* _GOAL_: Your answer is a single number: how many lines hold the word "考生随机选择一个答案"?

(Dataset items)
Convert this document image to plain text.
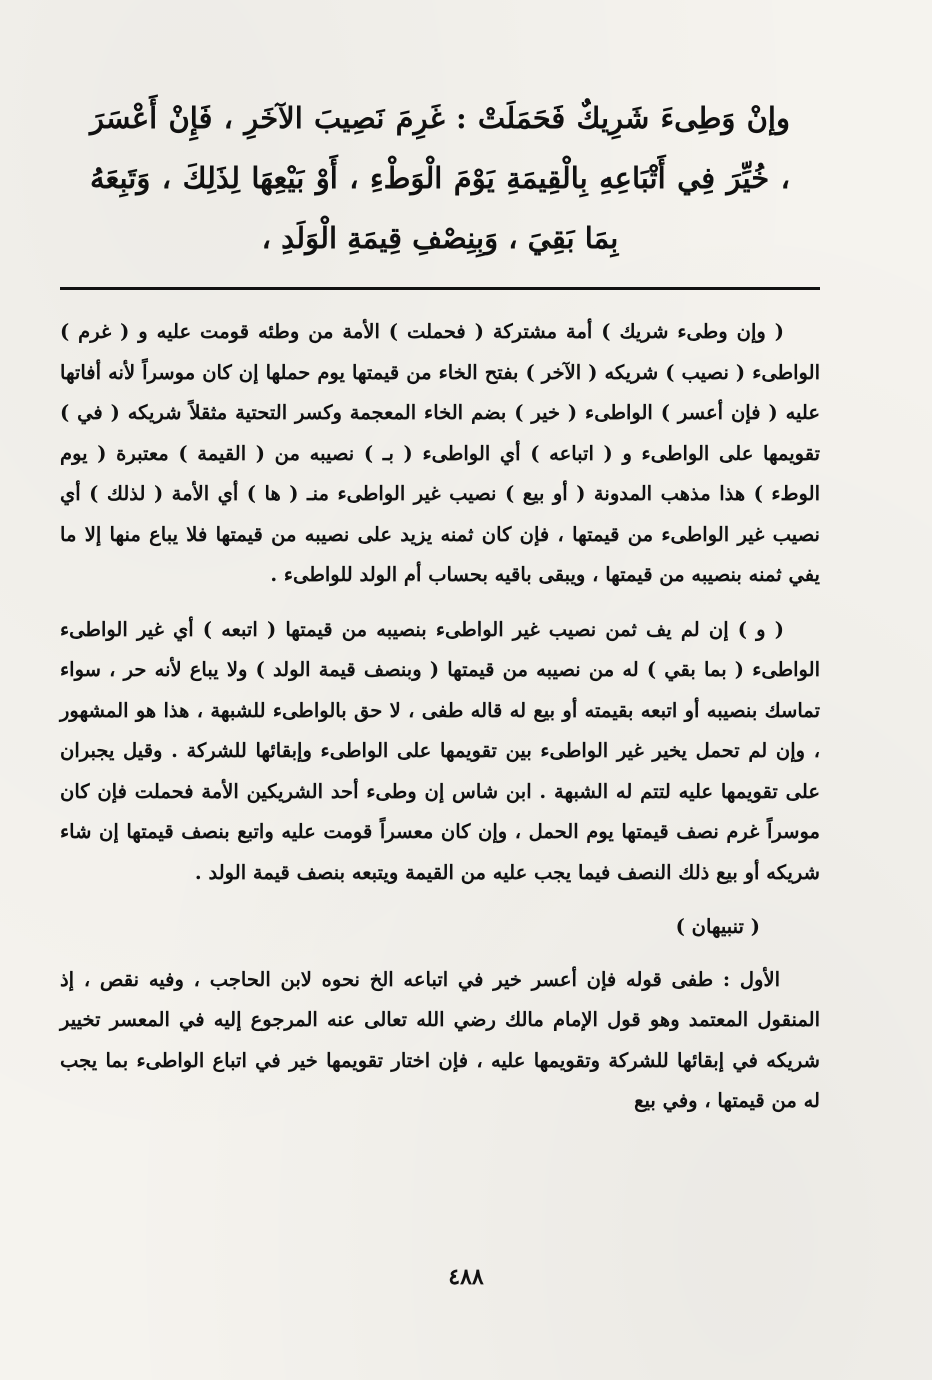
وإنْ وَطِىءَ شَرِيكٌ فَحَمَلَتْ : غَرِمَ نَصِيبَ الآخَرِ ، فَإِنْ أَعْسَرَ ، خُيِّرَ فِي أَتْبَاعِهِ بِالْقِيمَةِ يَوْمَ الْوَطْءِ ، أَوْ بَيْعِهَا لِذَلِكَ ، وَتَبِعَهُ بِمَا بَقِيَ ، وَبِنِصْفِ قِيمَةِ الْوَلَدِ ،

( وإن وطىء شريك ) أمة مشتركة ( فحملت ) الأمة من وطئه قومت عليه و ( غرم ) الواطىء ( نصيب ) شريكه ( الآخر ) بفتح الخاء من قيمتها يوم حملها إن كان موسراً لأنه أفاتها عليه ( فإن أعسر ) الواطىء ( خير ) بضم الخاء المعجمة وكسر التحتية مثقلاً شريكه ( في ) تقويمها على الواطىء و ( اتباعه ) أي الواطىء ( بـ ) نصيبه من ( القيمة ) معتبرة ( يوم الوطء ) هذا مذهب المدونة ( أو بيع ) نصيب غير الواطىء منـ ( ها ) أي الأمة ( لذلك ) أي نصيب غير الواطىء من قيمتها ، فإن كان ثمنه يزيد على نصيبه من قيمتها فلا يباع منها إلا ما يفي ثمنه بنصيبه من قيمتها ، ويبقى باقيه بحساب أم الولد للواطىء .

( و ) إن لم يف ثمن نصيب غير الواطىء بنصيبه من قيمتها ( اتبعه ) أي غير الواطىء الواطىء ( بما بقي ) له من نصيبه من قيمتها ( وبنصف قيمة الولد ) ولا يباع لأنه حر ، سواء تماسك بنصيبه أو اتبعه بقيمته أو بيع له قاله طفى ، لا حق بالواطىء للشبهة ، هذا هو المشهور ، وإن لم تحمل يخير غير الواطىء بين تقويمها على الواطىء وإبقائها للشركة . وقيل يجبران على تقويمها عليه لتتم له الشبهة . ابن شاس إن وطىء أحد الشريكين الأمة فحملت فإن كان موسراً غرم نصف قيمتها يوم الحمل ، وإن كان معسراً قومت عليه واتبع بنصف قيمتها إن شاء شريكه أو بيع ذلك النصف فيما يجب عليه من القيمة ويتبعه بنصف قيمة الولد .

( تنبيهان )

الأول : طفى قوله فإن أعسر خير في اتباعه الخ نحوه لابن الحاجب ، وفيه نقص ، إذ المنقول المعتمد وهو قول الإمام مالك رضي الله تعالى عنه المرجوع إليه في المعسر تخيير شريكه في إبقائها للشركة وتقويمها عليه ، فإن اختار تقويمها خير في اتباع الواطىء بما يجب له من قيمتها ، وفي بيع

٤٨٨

==

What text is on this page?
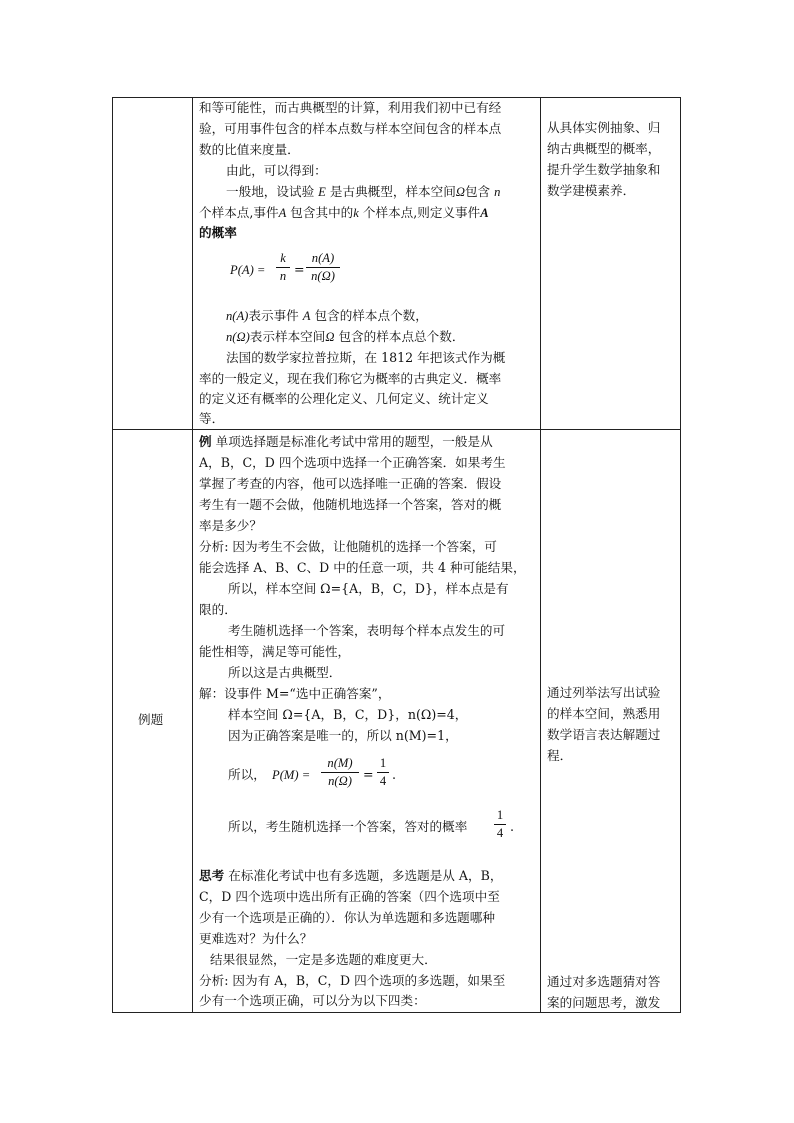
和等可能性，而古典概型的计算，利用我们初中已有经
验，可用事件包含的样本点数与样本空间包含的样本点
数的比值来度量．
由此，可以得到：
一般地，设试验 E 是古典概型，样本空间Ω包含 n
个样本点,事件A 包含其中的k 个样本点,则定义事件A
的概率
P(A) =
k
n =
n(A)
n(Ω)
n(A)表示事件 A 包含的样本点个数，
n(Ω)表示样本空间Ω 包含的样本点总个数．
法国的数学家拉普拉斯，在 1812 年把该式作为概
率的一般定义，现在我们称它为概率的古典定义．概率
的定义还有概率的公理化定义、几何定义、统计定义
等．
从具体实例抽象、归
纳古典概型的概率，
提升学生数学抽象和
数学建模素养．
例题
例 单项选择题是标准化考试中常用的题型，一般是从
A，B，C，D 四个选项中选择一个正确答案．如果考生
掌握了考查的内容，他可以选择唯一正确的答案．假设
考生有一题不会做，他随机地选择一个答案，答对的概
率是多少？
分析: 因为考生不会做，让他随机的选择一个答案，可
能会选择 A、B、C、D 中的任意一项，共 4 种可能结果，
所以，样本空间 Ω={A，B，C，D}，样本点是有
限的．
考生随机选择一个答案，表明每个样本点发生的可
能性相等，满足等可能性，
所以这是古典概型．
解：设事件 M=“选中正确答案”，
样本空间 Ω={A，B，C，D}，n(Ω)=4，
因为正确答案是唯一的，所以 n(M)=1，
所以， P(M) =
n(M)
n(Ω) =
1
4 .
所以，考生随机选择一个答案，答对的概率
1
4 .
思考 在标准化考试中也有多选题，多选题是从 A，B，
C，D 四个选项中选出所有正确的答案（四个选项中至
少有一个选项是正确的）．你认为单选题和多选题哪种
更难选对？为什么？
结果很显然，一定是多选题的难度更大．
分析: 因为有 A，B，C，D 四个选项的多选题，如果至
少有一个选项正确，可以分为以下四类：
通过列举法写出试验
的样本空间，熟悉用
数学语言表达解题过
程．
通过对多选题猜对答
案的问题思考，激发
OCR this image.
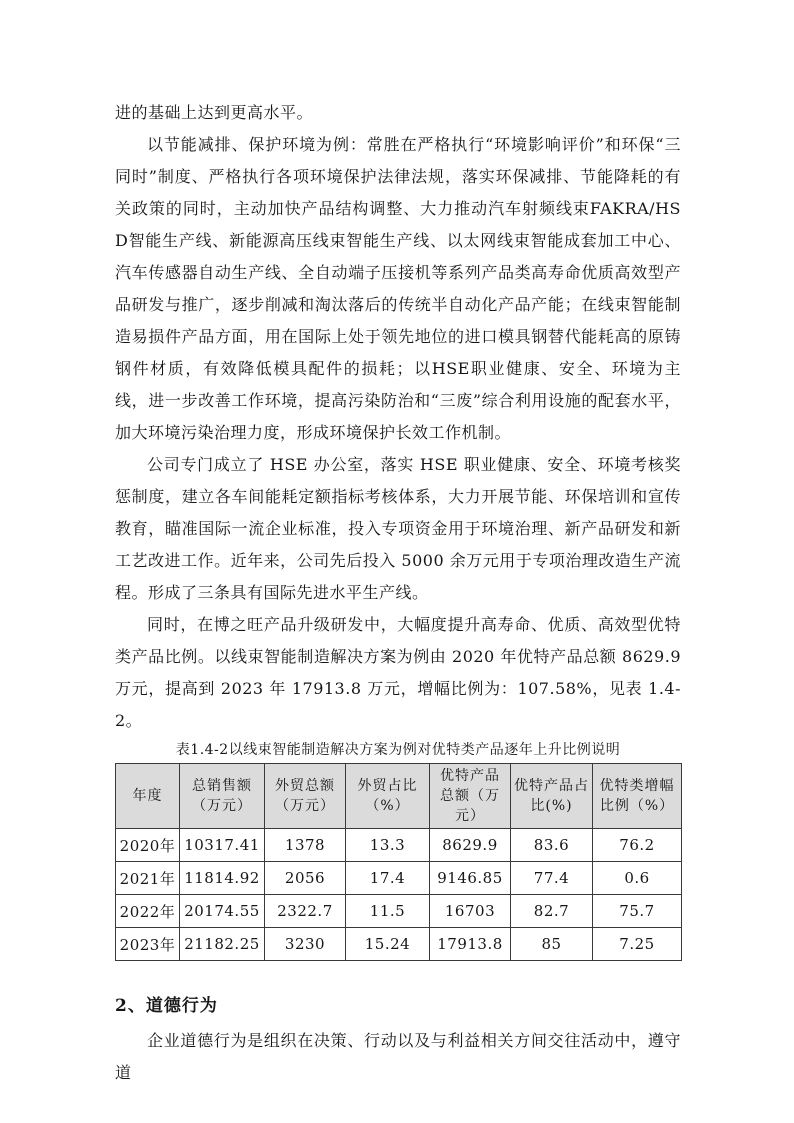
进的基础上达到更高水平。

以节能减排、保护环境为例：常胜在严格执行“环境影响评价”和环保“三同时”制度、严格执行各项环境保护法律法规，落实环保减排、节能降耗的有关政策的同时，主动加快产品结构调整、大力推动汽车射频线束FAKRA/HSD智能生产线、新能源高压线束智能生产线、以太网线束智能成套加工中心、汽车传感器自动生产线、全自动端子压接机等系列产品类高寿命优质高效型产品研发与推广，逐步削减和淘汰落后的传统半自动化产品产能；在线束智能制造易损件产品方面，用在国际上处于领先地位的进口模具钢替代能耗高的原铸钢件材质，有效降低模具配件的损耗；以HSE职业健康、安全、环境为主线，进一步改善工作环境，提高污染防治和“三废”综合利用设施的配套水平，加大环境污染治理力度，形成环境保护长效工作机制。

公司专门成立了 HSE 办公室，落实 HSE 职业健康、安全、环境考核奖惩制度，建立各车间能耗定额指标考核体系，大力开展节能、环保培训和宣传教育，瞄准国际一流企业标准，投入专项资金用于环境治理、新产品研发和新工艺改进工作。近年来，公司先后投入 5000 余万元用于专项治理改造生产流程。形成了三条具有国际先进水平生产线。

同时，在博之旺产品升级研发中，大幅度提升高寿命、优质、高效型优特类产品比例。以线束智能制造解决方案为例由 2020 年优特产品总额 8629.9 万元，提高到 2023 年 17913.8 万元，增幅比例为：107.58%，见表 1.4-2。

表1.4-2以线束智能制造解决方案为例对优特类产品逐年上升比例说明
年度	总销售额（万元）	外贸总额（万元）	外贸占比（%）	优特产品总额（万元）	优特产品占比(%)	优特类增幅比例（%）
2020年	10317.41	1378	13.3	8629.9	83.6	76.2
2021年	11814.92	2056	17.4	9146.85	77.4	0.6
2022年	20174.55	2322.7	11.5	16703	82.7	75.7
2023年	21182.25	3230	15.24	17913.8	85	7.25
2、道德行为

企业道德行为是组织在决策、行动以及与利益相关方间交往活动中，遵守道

* _TASK RESULT_: 2